━━ Exercise materials

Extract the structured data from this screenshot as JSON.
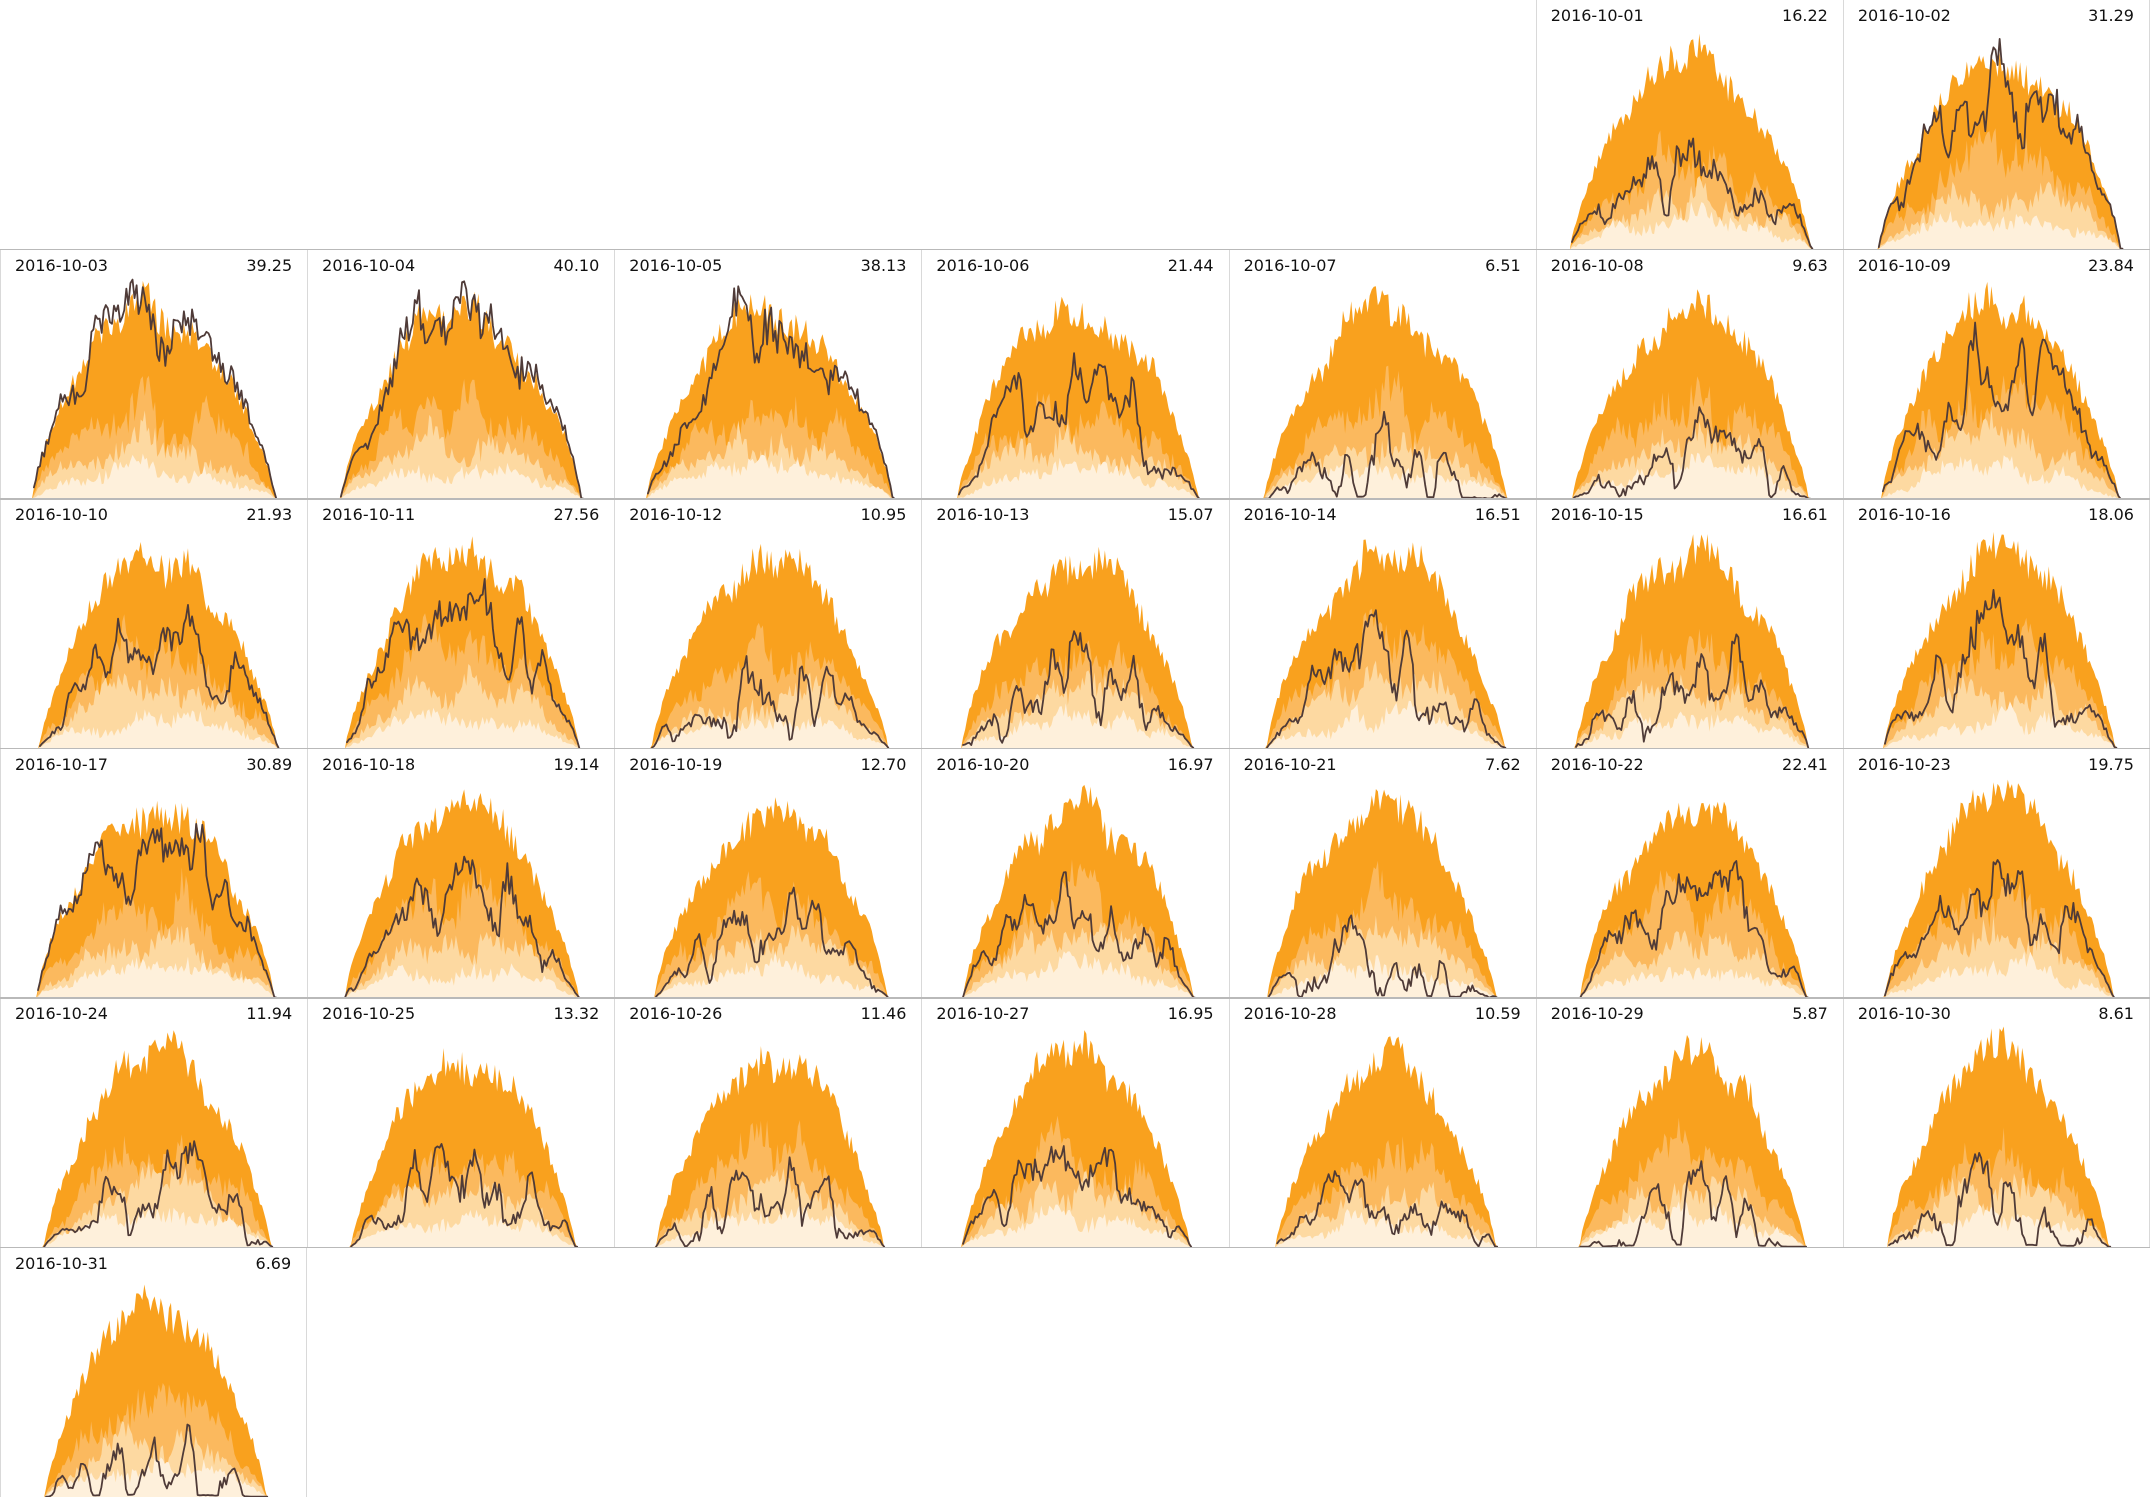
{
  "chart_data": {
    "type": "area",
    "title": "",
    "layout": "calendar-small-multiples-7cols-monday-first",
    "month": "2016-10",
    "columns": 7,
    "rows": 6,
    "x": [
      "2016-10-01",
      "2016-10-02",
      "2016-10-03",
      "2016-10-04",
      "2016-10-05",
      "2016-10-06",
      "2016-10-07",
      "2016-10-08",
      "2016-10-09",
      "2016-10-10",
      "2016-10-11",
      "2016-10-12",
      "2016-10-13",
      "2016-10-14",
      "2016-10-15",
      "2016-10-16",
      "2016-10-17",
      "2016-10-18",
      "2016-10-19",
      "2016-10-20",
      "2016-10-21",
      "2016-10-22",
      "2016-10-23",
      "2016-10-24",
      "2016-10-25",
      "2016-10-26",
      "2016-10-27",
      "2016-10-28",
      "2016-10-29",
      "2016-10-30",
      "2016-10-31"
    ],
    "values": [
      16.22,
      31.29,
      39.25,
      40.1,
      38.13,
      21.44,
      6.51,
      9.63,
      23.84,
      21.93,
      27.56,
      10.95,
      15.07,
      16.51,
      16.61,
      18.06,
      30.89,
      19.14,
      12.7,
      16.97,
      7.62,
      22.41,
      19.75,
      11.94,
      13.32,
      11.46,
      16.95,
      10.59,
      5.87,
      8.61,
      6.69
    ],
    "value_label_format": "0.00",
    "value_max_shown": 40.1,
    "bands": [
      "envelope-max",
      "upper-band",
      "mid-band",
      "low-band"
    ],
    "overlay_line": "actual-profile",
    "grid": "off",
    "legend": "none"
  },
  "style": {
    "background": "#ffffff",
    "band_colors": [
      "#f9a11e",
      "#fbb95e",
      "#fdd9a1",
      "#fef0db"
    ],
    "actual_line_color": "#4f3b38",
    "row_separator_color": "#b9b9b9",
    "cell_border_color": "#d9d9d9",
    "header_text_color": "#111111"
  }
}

━━━━
━━ Exercise materials

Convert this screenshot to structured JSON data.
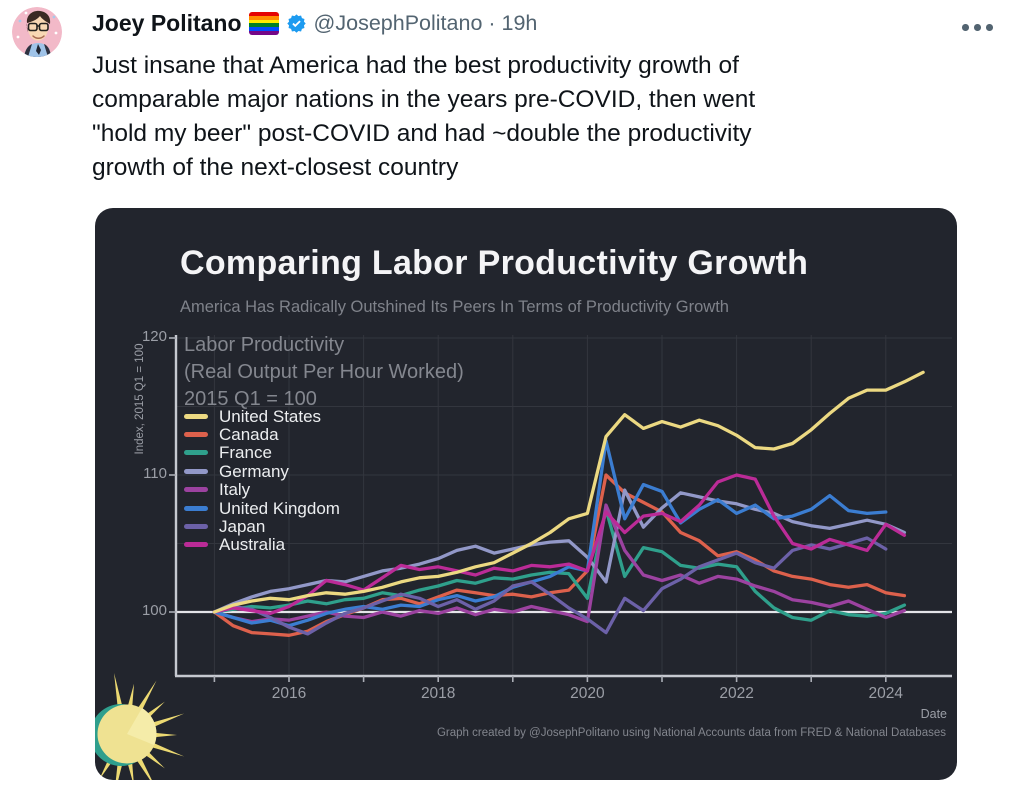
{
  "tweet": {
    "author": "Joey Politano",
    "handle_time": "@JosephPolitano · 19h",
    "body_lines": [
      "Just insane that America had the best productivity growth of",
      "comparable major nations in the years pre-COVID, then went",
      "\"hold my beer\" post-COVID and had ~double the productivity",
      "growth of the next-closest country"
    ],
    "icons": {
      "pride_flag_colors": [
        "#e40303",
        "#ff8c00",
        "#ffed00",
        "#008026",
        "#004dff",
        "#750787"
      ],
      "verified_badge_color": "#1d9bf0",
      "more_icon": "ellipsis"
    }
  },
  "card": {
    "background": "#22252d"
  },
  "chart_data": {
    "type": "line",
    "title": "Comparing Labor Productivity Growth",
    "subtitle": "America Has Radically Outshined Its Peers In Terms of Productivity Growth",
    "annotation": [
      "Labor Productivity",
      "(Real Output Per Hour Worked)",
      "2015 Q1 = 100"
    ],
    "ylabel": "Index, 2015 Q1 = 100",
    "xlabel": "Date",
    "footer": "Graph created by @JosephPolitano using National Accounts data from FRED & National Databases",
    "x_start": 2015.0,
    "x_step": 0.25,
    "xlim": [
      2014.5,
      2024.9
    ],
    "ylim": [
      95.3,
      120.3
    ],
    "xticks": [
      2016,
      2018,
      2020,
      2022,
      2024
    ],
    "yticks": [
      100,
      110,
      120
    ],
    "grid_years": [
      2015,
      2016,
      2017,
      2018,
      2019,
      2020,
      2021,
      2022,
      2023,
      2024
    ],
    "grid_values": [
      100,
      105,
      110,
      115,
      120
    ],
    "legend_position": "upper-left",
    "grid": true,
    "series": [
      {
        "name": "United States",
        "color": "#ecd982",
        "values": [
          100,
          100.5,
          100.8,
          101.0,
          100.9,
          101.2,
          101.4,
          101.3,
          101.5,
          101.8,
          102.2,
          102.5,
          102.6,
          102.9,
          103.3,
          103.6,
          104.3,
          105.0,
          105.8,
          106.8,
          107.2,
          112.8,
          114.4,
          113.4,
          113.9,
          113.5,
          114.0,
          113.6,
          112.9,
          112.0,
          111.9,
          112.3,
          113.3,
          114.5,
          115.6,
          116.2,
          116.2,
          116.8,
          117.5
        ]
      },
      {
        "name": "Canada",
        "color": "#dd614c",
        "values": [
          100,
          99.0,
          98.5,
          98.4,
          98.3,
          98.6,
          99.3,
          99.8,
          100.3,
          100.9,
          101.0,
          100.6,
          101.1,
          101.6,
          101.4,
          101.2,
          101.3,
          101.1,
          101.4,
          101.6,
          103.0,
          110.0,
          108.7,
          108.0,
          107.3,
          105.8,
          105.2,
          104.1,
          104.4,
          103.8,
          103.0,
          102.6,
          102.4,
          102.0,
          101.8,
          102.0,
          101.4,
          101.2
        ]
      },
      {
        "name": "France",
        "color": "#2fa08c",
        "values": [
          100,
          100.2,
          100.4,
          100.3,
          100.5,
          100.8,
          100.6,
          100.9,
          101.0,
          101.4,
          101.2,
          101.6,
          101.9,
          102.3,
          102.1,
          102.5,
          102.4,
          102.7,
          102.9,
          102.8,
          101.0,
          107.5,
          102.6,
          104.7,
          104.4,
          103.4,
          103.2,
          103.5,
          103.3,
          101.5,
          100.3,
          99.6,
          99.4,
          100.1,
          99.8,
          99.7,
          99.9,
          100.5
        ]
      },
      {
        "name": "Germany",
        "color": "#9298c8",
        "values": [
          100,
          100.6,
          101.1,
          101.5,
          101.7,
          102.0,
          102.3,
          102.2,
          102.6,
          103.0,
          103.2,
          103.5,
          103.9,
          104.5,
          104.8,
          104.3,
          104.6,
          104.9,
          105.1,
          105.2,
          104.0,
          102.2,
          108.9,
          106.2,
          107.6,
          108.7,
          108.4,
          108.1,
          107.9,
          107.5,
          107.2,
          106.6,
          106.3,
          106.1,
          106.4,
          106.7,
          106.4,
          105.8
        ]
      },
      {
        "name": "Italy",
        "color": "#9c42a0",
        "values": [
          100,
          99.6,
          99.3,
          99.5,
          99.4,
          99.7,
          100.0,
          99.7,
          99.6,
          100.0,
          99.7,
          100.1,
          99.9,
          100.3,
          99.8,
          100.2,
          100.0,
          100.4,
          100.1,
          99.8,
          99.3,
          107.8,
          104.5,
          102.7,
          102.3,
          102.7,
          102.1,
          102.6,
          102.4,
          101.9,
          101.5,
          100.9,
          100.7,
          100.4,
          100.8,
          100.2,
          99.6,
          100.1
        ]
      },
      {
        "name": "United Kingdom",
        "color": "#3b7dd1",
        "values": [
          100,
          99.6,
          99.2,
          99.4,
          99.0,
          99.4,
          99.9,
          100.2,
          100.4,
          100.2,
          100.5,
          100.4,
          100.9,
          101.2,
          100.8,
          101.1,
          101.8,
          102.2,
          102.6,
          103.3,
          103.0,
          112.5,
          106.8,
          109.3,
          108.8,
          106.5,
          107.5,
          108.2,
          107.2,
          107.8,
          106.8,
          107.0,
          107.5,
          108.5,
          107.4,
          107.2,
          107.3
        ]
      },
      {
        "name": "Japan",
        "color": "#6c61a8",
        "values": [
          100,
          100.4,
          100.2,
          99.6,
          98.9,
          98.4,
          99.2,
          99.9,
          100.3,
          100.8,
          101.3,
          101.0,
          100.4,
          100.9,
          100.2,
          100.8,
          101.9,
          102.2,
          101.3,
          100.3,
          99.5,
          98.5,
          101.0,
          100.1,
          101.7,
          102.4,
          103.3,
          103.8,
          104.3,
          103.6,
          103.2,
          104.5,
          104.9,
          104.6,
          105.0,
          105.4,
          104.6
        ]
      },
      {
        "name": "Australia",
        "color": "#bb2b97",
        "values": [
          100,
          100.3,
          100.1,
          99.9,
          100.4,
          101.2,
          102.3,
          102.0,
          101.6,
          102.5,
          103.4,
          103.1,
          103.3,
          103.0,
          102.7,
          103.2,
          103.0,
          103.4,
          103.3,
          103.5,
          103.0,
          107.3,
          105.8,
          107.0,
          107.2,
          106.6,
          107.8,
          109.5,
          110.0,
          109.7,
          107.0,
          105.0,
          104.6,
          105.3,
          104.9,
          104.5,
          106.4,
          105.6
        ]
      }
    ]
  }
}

━━━━

- Task description -
Going through the records above, state how many lines carry "structured", with no other text.

- Solution to this problem -
2